- **Exercise aim**:
Determine the number of lines that contain the word "this", then state that number and nothing more.

═══ Provided entries

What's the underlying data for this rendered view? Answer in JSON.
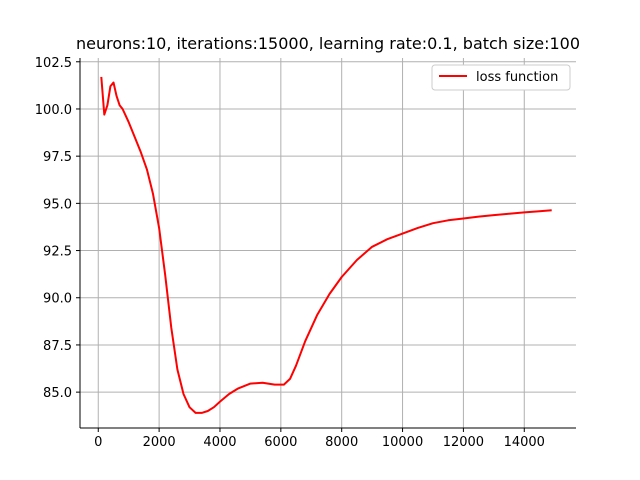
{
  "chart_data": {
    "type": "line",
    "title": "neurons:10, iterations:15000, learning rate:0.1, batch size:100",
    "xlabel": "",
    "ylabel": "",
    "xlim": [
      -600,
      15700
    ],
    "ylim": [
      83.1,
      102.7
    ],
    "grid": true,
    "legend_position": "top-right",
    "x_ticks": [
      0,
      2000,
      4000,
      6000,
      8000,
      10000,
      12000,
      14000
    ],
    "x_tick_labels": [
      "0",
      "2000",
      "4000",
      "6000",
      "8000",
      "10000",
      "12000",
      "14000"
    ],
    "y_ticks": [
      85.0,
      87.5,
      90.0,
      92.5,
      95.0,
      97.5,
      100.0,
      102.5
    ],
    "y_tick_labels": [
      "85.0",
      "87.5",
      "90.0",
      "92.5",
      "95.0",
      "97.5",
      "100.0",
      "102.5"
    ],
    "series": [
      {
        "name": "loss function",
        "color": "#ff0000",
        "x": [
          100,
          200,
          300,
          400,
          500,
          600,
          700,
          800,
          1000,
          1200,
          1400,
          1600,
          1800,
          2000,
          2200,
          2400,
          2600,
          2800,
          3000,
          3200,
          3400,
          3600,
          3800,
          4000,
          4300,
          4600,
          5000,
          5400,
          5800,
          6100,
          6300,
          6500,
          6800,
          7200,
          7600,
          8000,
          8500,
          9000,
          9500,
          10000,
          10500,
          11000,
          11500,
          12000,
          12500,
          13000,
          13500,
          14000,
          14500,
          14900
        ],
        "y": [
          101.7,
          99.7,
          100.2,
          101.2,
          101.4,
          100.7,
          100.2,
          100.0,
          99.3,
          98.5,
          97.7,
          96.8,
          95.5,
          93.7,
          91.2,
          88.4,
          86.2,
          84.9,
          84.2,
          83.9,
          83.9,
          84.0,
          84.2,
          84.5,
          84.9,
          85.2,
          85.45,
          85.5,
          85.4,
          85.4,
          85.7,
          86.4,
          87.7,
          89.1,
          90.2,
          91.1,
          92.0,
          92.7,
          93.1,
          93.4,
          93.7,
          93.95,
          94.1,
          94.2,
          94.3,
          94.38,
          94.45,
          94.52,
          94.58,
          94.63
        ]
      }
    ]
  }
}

══════
═══ Provided entries

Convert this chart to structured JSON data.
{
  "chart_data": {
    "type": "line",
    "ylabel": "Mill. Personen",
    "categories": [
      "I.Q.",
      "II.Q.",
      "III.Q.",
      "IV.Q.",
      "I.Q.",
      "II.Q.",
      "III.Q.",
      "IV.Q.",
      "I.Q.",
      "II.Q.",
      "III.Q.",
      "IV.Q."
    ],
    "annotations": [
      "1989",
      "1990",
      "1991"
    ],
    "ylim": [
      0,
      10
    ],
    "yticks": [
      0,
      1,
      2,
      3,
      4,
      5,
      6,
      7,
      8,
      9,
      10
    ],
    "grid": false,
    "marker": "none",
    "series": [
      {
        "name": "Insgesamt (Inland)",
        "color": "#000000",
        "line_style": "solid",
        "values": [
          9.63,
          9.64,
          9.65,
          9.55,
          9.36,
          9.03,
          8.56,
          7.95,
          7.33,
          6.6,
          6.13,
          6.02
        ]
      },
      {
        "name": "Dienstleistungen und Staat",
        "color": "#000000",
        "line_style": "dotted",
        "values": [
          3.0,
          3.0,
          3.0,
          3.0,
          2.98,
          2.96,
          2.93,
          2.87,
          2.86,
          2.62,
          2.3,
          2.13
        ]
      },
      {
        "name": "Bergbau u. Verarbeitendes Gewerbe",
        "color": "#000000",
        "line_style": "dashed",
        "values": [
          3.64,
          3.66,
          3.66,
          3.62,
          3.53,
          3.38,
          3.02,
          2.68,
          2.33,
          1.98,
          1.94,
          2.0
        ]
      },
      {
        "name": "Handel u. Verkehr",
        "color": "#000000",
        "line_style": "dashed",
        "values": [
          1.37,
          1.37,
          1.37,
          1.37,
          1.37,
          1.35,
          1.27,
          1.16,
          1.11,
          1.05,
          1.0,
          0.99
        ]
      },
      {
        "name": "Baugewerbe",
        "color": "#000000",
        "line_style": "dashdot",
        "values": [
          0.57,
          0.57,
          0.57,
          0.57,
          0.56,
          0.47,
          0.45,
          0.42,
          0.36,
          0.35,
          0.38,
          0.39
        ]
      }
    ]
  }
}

══════

- **Answer to the exercise**:
2